**Your assignment**
Lines that contain "Register": how many are there in the listing below? Answer with a number and nothing more.

**Records**
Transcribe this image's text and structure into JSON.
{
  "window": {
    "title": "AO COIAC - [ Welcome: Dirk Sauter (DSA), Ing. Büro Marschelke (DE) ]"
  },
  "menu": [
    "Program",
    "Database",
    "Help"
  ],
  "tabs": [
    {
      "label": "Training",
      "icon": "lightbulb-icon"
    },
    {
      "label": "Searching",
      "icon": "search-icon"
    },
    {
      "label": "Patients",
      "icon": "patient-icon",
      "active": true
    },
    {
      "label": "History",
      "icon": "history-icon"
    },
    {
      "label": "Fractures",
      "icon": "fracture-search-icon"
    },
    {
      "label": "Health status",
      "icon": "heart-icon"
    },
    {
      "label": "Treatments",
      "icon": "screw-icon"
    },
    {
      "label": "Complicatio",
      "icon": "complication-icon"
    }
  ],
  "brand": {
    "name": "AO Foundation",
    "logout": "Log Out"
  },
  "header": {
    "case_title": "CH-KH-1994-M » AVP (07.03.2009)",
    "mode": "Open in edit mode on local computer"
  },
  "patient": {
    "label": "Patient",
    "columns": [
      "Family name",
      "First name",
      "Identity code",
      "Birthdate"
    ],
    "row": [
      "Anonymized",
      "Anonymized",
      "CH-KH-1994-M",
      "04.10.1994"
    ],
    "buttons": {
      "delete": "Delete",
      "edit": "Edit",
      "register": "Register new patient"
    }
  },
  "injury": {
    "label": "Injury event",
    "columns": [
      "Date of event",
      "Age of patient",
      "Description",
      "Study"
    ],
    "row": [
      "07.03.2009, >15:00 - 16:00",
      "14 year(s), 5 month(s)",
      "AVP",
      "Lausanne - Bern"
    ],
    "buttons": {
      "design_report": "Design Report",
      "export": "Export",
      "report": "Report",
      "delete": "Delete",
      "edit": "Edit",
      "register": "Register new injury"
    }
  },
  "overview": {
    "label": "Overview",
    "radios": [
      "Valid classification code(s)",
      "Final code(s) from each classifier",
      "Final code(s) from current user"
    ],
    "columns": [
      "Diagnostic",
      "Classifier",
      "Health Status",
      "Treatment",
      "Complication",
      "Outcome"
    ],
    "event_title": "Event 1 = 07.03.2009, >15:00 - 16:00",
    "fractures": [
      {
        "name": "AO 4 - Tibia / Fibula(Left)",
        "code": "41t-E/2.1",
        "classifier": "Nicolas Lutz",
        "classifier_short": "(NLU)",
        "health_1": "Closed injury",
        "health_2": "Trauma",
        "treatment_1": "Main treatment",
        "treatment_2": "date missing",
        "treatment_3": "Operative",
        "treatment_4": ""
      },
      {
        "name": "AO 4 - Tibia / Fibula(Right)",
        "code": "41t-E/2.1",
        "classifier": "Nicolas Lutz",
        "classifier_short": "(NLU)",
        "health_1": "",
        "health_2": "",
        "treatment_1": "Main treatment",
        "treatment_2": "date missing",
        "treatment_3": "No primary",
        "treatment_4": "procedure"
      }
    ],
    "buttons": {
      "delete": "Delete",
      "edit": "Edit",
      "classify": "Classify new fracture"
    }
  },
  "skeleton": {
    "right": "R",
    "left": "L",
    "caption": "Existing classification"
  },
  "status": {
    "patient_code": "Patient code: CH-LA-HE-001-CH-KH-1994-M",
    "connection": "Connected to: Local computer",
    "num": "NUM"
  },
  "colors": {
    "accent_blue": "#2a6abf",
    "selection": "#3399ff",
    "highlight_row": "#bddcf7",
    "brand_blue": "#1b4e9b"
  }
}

**Result of the task**
2